-- start --

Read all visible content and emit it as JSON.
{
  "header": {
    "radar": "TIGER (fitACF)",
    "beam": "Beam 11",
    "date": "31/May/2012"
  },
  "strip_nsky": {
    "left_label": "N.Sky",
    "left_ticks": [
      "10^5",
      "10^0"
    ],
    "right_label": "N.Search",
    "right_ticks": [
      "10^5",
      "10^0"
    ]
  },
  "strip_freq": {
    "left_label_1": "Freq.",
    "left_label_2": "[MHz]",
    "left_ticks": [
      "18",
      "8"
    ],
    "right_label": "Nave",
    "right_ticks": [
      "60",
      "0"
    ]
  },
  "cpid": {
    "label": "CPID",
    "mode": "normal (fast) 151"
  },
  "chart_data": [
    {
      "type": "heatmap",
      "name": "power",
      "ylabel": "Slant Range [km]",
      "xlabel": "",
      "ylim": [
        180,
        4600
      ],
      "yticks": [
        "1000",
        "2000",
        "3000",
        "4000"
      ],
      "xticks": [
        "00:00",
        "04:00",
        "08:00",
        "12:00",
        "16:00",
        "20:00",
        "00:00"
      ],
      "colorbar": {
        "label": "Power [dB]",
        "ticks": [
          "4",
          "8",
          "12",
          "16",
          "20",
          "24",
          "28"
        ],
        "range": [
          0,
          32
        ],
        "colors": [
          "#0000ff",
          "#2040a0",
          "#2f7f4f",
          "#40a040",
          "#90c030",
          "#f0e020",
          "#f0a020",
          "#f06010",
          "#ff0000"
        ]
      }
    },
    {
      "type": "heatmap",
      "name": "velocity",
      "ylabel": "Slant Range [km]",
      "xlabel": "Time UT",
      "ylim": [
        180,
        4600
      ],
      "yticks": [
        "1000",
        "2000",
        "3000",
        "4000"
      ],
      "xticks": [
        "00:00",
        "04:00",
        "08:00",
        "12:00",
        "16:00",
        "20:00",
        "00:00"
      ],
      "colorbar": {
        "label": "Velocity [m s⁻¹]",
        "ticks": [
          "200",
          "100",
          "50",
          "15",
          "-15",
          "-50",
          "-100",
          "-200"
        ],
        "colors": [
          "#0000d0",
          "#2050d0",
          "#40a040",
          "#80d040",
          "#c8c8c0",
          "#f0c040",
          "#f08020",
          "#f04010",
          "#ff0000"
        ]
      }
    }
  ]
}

-- end --

→ Objective: Copy out each record exactly as given, omitting none.

→ The solution:
Read all visible content and emit it as JSON.
{
  "header": {
    "radar": "TIGER (fitACF)",
    "beam": "Beam 11",
    "date": "31/May/2012"
  },
  "strip_nsky": {
    "left_label": "N.Sky",
    "left_ticks": [
      "10^5",
      "10^0"
    ],
    "right_label": "N.Search",
    "right_ticks": [
      "10^5",
      "10^0"
    ]
  },
  "strip_freq": {
    "left_label_1": "Freq.",
    "left_label_2": "[MHz]",
    "left_ticks": [
      "18",
      "8"
    ],
    "right_label": "Nave",
    "right_ticks": [
      "60",
      "0"
    ]
  },
  "cpid": {
    "label": "CPID",
    "mode": "normal (fast) 151"
  },
  "chart_data": [
    {
      "type": "heatmap",
      "name": "power",
      "ylabel": "Slant Range [km]",
      "xlabel": "",
      "ylim": [
        180,
        4600
      ],
      "yticks": [
        "1000",
        "2000",
        "3000",
        "4000"
      ],
      "xticks": [
        "00:00",
        "04:00",
        "08:00",
        "12:00",
        "16:00",
        "20:00",
        "00:00"
      ],
      "colorbar": {
        "label": "Power [dB]",
        "ticks": [
          "4",
          "8",
          "12",
          "16",
          "20",
          "24",
          "28"
        ],
        "range": [
          0,
          32
        ],
        "colors": [
          "#0000ff",
          "#2040a0",
          "#2f7f4f",
          "#40a040",
          "#90c030",
          "#f0e020",
          "#f0a020",
          "#f06010",
          "#ff0000"
        ]
      }
    },
    {
      "type": "heatmap",
      "name": "velocity",
      "ylabel": "Slant Range [km]",
      "xlabel": "Time UT",
      "ylim": [
        180,
        4600
      ],
      "yticks": [
        "1000",
        "2000",
        "3000",
        "4000"
      ],
      "xticks": [
        "00:00",
        "04:00",
        "08:00",
        "12:00",
        "16:00",
        "20:00",
        "00:00"
      ],
      "colorbar": {
        "label": "Velocity [m s⁻¹]",
        "ticks": [
          "200",
          "100",
          "50",
          "15",
          "-15",
          "-50",
          "-100",
          "-200"
        ],
        "colors": [
          "#0000d0",
          "#2050d0",
          "#40a040",
          "#80d040",
          "#c8c8c0",
          "#f0c040",
          "#f08020",
          "#f04010",
          "#ff0000"
        ]
      }
    }
  ]
}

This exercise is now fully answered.